# start of Available records

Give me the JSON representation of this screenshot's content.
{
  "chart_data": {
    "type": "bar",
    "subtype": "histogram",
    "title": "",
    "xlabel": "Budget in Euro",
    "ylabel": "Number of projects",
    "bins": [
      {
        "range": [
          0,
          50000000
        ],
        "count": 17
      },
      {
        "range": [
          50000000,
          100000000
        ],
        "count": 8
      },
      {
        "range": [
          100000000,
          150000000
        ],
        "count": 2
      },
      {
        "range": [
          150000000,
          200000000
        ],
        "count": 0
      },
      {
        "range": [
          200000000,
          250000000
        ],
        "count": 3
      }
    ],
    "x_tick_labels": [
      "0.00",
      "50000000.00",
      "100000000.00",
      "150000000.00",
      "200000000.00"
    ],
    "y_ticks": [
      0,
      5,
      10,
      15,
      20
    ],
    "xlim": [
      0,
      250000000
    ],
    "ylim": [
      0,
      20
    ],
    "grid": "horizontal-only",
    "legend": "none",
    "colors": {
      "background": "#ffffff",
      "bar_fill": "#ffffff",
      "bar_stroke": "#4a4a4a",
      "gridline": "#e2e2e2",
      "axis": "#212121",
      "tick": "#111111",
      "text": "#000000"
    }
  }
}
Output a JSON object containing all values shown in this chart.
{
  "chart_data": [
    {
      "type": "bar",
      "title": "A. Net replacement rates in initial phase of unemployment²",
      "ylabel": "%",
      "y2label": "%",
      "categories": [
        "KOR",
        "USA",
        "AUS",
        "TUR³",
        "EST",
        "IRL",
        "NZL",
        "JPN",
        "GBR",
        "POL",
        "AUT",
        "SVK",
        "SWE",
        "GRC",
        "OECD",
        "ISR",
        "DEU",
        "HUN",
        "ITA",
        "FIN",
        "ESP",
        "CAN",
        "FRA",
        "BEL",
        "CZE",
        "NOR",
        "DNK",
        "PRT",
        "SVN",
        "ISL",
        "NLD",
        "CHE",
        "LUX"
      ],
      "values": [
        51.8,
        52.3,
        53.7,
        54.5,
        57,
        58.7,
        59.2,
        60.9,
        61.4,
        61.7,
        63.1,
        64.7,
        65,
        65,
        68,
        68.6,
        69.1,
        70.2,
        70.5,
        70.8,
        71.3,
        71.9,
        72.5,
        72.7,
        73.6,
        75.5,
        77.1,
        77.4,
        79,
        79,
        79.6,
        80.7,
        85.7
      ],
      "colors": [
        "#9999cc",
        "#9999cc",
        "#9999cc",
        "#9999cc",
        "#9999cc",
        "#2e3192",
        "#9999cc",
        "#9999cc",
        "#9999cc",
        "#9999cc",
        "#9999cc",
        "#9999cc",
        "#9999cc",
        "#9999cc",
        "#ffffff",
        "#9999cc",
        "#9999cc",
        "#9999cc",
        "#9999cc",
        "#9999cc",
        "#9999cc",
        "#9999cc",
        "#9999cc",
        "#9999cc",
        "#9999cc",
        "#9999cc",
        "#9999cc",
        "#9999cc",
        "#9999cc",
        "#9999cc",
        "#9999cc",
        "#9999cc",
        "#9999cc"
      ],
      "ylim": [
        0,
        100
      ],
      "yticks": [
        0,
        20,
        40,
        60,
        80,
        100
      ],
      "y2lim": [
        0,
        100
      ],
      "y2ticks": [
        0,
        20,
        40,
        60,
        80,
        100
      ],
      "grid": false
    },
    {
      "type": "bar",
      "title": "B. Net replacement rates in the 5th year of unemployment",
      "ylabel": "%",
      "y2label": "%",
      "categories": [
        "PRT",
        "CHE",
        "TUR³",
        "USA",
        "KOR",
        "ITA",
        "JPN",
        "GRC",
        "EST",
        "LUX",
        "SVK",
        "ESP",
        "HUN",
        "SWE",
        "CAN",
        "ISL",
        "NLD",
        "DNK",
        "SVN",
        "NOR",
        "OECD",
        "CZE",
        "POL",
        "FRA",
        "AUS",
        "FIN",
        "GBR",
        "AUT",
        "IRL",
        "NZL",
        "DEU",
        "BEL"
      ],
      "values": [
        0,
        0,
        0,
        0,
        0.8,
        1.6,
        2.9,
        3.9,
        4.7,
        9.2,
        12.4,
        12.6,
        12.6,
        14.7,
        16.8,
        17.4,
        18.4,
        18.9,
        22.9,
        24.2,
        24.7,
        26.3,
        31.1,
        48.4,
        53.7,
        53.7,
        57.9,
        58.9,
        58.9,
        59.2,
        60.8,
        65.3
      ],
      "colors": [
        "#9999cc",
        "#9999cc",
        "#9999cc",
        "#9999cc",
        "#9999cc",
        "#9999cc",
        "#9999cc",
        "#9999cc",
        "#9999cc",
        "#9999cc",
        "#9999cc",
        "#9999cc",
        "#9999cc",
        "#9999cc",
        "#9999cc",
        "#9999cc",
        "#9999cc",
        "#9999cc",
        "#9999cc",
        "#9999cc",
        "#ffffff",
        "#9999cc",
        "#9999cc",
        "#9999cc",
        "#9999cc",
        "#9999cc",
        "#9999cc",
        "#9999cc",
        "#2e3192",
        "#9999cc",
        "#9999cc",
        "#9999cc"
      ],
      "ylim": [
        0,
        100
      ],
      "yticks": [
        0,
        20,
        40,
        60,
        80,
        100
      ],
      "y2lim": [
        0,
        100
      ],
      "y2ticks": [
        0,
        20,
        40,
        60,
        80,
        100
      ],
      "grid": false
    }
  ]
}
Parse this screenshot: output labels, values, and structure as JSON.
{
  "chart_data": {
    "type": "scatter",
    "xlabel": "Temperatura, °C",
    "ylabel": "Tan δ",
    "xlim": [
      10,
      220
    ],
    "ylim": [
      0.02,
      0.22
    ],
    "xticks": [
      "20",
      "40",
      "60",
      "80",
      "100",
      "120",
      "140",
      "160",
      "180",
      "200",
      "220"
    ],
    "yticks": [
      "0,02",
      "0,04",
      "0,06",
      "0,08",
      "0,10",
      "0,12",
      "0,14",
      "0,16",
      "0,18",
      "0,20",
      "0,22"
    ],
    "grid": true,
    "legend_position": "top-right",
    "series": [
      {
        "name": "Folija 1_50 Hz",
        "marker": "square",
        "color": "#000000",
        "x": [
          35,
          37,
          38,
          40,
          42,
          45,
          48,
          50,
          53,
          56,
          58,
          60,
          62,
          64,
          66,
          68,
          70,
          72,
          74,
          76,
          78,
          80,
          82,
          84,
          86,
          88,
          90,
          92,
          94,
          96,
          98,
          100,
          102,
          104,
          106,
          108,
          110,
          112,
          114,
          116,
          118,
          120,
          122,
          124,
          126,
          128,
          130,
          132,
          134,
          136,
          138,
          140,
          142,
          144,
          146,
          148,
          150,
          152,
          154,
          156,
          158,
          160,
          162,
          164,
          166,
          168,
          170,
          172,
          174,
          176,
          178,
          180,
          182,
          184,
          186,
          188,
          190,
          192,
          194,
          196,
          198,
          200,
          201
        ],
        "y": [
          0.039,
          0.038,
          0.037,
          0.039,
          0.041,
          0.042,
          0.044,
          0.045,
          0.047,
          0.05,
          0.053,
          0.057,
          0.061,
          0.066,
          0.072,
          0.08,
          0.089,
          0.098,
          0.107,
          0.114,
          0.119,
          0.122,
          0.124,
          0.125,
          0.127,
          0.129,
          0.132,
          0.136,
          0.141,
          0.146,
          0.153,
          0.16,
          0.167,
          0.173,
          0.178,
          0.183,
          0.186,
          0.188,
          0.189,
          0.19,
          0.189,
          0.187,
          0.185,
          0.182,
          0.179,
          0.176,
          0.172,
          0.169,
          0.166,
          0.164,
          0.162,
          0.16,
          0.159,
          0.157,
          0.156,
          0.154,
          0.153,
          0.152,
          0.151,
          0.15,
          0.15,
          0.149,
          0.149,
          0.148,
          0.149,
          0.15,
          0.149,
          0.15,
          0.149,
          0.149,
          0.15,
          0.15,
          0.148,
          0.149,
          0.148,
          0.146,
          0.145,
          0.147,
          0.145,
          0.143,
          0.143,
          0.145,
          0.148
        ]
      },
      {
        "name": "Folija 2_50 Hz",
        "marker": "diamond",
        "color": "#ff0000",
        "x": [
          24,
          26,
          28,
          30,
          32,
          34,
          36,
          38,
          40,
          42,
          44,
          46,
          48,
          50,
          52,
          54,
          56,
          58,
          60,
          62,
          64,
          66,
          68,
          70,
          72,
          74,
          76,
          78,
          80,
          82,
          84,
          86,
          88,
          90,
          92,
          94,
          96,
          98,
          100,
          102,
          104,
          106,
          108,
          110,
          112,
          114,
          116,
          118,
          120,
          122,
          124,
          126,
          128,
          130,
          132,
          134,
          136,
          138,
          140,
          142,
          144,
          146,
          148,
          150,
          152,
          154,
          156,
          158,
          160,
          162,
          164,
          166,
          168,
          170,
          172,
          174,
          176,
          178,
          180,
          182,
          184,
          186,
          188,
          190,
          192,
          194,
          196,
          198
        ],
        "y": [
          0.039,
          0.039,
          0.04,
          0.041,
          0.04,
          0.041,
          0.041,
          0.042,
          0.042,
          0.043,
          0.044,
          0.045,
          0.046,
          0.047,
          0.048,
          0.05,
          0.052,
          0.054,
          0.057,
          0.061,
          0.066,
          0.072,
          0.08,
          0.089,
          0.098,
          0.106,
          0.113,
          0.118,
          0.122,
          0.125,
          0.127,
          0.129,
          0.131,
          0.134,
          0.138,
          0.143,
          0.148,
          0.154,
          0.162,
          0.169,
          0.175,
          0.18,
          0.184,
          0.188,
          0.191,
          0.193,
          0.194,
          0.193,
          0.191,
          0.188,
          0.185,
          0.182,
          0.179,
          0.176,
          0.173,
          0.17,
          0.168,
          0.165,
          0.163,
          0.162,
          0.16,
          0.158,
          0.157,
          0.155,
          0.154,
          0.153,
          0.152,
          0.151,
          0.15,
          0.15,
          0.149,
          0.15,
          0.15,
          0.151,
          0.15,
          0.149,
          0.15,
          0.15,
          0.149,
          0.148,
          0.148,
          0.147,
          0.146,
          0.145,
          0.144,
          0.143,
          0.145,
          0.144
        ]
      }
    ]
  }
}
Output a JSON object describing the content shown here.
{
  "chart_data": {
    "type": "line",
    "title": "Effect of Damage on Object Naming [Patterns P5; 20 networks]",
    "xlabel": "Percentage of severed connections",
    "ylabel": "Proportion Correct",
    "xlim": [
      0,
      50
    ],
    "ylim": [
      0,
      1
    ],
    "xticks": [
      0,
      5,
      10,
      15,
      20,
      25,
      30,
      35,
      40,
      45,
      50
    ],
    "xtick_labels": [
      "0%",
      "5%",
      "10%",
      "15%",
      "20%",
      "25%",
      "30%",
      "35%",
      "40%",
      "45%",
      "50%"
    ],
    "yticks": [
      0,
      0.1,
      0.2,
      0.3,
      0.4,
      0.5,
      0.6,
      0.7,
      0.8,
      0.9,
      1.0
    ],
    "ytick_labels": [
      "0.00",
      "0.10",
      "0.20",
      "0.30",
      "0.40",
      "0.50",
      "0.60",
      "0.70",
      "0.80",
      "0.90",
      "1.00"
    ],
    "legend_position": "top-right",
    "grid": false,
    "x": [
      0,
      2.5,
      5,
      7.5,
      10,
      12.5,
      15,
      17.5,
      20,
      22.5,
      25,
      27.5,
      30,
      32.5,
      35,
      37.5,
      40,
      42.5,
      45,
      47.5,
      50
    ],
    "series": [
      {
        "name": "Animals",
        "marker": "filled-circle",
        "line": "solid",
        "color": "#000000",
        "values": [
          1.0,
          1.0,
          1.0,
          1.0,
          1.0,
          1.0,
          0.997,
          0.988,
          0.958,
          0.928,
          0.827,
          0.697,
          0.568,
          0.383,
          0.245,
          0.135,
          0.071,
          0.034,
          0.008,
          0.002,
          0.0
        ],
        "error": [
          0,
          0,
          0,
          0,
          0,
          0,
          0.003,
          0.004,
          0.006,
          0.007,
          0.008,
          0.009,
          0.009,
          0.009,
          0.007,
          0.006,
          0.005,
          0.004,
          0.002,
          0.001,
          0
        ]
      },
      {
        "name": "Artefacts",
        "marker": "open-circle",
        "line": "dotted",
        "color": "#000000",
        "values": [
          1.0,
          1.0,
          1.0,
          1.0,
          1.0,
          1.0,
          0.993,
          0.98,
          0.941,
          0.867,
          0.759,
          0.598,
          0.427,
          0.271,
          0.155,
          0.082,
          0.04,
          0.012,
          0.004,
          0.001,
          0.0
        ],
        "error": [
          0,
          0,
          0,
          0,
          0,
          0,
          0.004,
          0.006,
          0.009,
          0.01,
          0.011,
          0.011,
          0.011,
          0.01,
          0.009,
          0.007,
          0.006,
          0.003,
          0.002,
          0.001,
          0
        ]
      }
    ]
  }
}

# end of Available records

**Task directions:** Scan the material line by line and report each one that contains "ylabel".

**Result:**
    "ylabel": "Number of projects",
      "ylabel": "%",
      "ylabel": "%",
    "ylabel": "Tan δ",
    "ylabel": "Proportion Correct",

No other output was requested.